» **Extracted data entries**:
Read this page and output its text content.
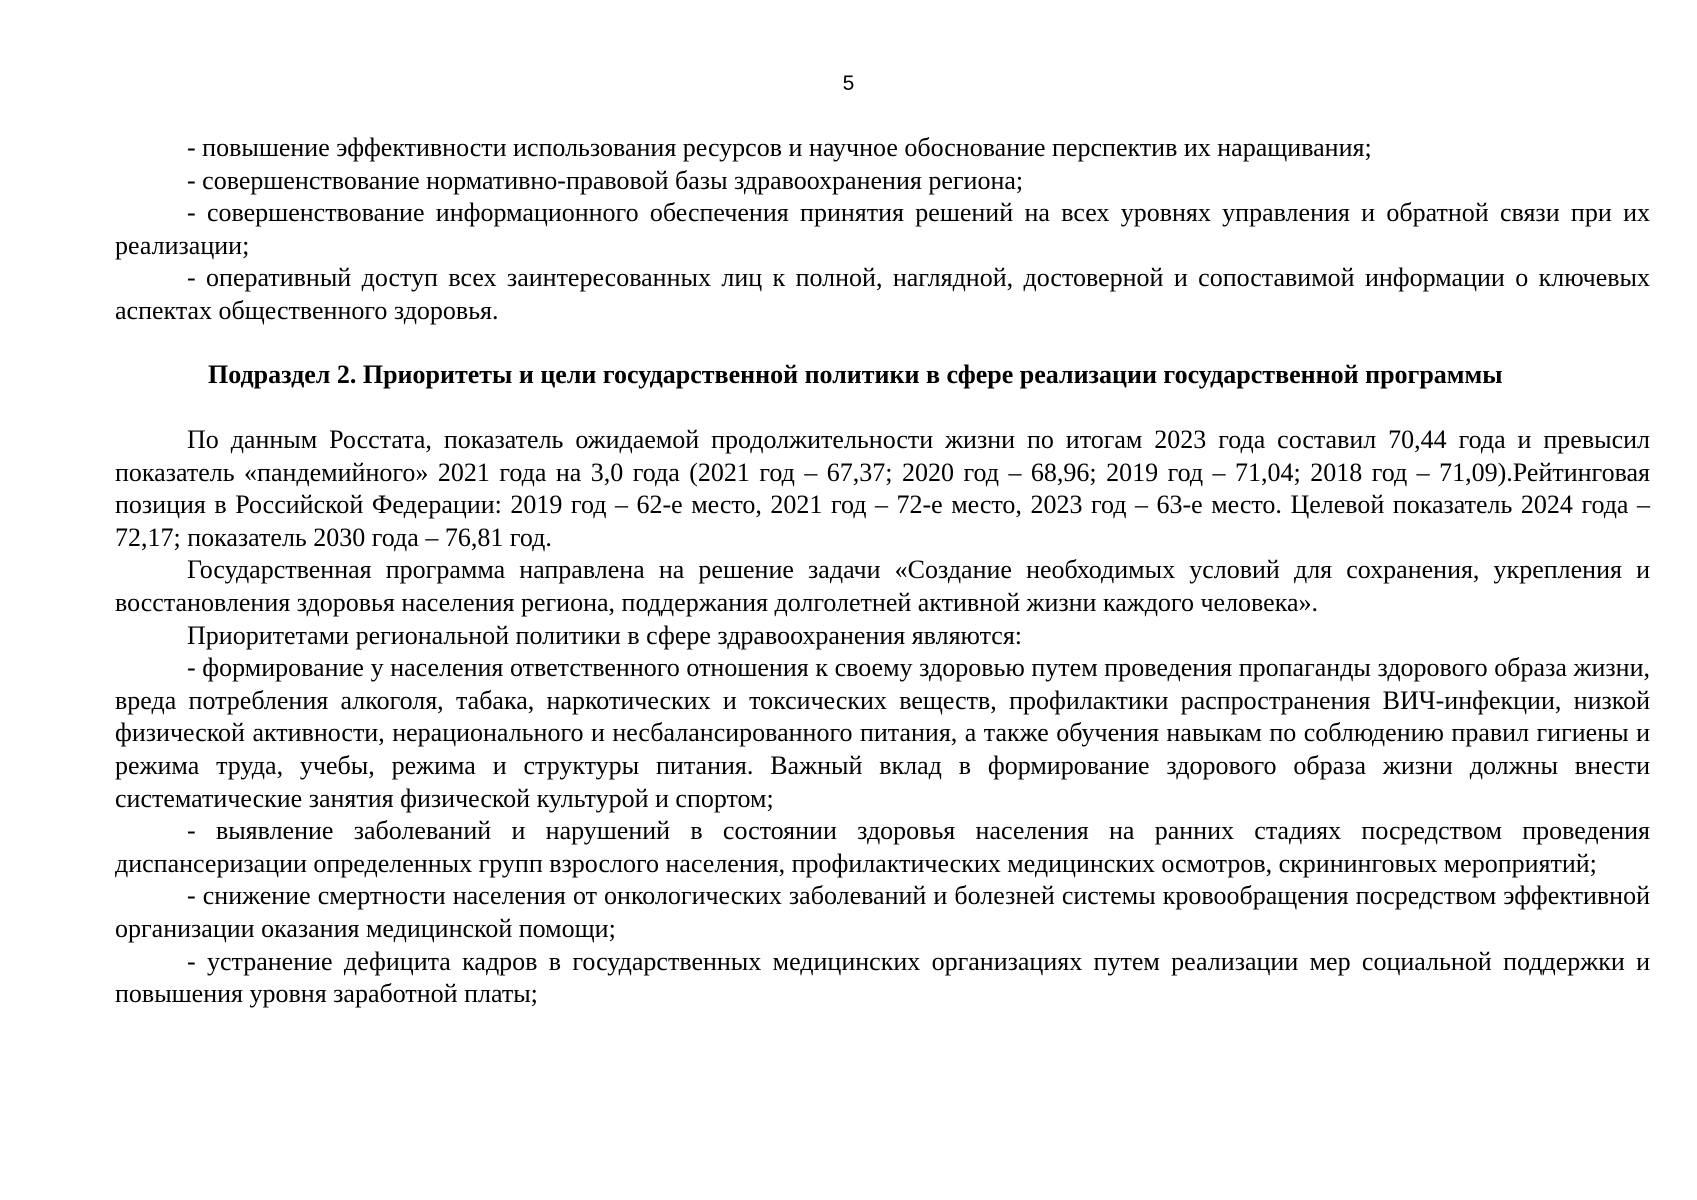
5

- повышение эффективности использования ресурсов и научное обоснование перспектив их наращивания;

- совершенствование нормативно-правовой базы здравоохранения региона;

- совершенствование информационного обеспечения принятия решений на всех уровнях управления и обратной связи при их реализации;

- оперативный доступ всех заинтересованных лиц к полной, наглядной, достоверной и сопоставимой информации о ключевых аспектах общественного здоровья.

Подраздел 2. Приоритеты и цели государственной политики в сфере реализации государственной программы

По данным Росстата, показатель ожидаемой продолжительности жизни по итогам 2023 года составил 70,44 года и превысил показатель «пандемийного» 2021 года на 3,0 года (2021 год – 67,37; 2020 год – 68,96; 2019 год – 71,04; 2018 год – 71,09).Рейтинговая позиция в Российской Федерации: 2019 год – 62-е место, 2021 год – 72-е место, 2023 год – 63-е место. Целевой показатель 2024 года – 72,17; показатель 2030 года – 76,81 год.

Государственная программа направлена на решение задачи «Создание необходимых условий для сохранения, укрепления и восстановления здоровья населения региона, поддержания долголетней активной жизни каждого человека».

Приоритетами региональной политики в сфере здравоохранения являются:

- формирование у населения ответственного отношения к своему здоровью путем проведения пропаганды здорового образа жизни, вреда потребления алкоголя, табака, наркотических и токсических веществ, профилактики распространения ВИЧ-инфекции, низкой физической активности, нерационального и несбалансированного питания, а также обучения навыкам по соблюдению правил гигиены и режима труда, учебы, режима и структуры питания. Важный вклад в формирование здорового образа жизни должны внести систематические занятия физической культурой и спортом;

- выявление заболеваний и нарушений в состоянии здоровья населения на ранних стадиях посредством проведения диспансеризации определенных групп взрослого населения, профилактических медицинских осмотров, скрининговых мероприятий;

- снижение смертности населения от онкологических заболеваний и болезней системы кровообращения посредством эффективной организации оказания медицинской помощи;

- устранение дефицита кадров в государственных медицинских организациях путем реализации мер социальной поддержки и повышения уровня заработной платы;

» **To do**: Go through the entries above and copy every line containing "реализации".

» **Answer to the problem**:
- совершенствование информационного обеспечения принятия решений на всех уровнях управления и обратной связи при их реализации;
Подраздел 2. Приоритеты и цели государственной политики в сфере реализации государственной программы
- устранение дефицита кадров в государственных медицинских организациях путем реализации мер социальной поддержки и повышения уровня заработной платы;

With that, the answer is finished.